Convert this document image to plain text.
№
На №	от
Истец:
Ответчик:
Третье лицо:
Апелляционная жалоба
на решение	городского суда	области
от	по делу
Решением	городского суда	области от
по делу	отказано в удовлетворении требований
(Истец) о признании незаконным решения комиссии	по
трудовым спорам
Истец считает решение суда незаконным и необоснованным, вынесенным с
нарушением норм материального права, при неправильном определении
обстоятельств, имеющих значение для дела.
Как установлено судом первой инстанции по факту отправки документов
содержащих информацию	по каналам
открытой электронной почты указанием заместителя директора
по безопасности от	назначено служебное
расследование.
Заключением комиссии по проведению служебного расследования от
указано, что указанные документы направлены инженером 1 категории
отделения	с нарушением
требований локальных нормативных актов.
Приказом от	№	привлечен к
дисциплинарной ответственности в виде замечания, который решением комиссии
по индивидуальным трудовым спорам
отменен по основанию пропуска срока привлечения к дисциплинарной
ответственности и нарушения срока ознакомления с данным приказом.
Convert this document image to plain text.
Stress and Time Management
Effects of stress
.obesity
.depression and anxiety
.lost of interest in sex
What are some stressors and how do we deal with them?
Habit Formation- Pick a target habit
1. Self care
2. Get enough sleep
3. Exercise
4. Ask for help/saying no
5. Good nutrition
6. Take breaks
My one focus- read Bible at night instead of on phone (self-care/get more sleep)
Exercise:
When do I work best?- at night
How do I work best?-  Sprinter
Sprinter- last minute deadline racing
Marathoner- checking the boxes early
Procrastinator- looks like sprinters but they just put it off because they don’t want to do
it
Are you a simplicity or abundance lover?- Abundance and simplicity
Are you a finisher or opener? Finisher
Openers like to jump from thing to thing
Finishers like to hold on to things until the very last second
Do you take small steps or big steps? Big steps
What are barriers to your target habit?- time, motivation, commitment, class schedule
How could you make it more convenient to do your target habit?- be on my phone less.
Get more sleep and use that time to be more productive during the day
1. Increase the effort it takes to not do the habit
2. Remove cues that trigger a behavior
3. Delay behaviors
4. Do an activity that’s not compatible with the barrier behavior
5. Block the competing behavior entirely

- Task to carry out -
Give the count of lines in the data shown above that contain "work", and nothing else.

- Task output -
2